Given instruction:
Reproduce the records below exactly as given.

[Stored data]
-=-=-=-=-

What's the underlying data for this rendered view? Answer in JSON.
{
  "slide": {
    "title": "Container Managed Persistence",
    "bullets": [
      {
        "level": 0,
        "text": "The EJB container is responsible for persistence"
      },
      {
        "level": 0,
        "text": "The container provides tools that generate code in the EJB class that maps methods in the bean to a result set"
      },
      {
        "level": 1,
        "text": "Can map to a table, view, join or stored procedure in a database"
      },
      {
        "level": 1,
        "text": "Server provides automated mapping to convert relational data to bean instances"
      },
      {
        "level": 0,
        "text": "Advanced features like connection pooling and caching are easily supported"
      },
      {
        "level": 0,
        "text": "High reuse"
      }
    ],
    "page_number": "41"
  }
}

-=-=-=-=-

Worked solution:
What's the underlying data for this rendered view? Answer in JSON.
{
  "slide": {
    "title": "Container Managed Persistence",
    "bullets": [
      {
        "level": 0,
        "text": "The EJB container is responsible for persistence"
      },
      {
        "level": 0,
        "text": "The container provides tools that generate code in the EJB class that maps methods in the bean to a result set"
      },
      {
        "level": 1,
        "text": "Can map to a table, view, join or stored procedure in a database"
      },
      {
        "level": 1,
        "text": "Server provides automated mapping to convert relational data to bean instances"
      },
      {
        "level": 0,
        "text": "Advanced features like connection pooling and caching are easily supported"
      },
      {
        "level": 0,
        "text": "High reuse"
      }
    ],
    "page_number": "41"
  }
}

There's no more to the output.